[TASK DATA]
══════
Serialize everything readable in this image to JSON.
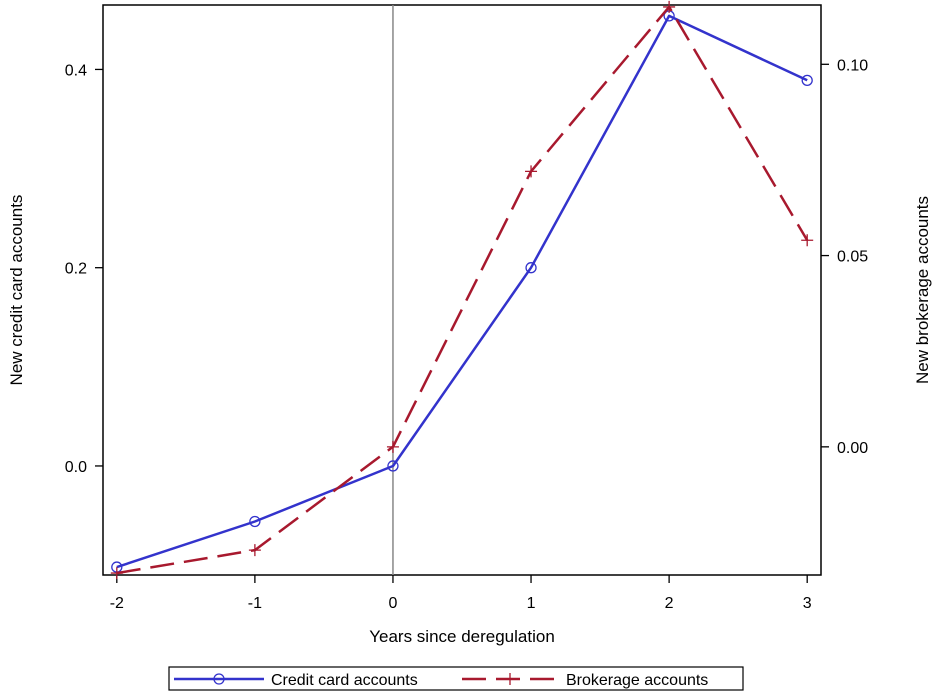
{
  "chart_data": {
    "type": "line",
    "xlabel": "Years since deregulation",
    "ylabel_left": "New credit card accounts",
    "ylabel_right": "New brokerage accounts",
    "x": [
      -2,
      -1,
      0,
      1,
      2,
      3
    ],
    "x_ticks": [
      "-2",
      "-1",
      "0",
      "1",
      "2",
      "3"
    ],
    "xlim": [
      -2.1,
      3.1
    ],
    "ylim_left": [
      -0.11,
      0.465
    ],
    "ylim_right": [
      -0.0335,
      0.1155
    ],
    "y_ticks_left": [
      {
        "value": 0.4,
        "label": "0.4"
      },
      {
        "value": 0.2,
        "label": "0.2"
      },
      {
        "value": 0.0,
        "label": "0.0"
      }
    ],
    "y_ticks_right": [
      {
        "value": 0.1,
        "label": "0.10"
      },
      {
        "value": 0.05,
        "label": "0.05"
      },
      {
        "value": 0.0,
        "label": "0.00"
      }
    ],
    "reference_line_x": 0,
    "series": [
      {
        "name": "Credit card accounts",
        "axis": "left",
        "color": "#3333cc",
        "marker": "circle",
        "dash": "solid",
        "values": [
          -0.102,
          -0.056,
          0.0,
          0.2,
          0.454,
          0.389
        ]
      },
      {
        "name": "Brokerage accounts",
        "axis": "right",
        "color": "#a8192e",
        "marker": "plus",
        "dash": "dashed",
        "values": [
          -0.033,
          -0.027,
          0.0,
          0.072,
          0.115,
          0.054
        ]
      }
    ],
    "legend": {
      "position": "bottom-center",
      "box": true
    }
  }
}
══════
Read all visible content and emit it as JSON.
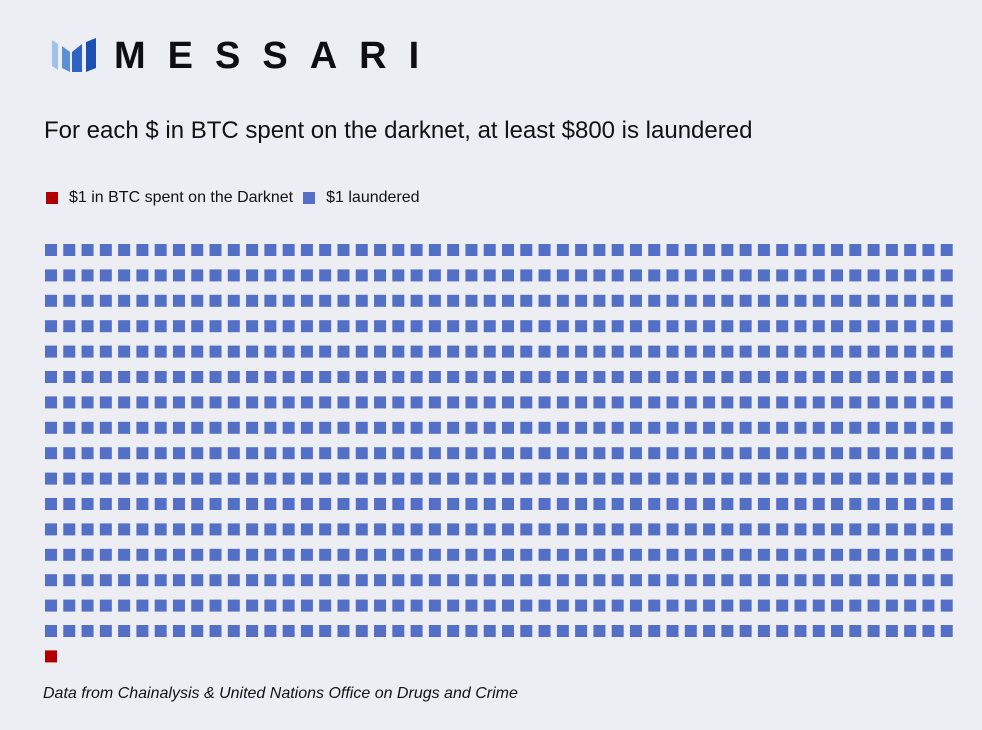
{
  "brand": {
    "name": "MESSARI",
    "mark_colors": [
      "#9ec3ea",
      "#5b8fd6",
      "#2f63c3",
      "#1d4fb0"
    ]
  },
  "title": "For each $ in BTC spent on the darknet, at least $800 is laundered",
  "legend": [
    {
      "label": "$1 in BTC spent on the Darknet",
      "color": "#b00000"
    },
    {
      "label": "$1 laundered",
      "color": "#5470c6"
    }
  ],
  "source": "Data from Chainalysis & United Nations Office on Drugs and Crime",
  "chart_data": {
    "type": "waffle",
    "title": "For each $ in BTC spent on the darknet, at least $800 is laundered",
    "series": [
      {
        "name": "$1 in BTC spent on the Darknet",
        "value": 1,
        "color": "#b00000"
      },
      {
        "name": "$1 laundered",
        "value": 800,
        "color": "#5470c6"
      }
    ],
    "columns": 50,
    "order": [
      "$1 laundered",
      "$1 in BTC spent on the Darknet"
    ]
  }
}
══════
Every line that holds the word "name" should be extracted.

        "name": "Credit card accounts",
        "name": "Brokerage accounts",
    "name": "MESSARI",
        "name": "$1 in BTC spent on the Darknet",
        "name": "$1 laundered",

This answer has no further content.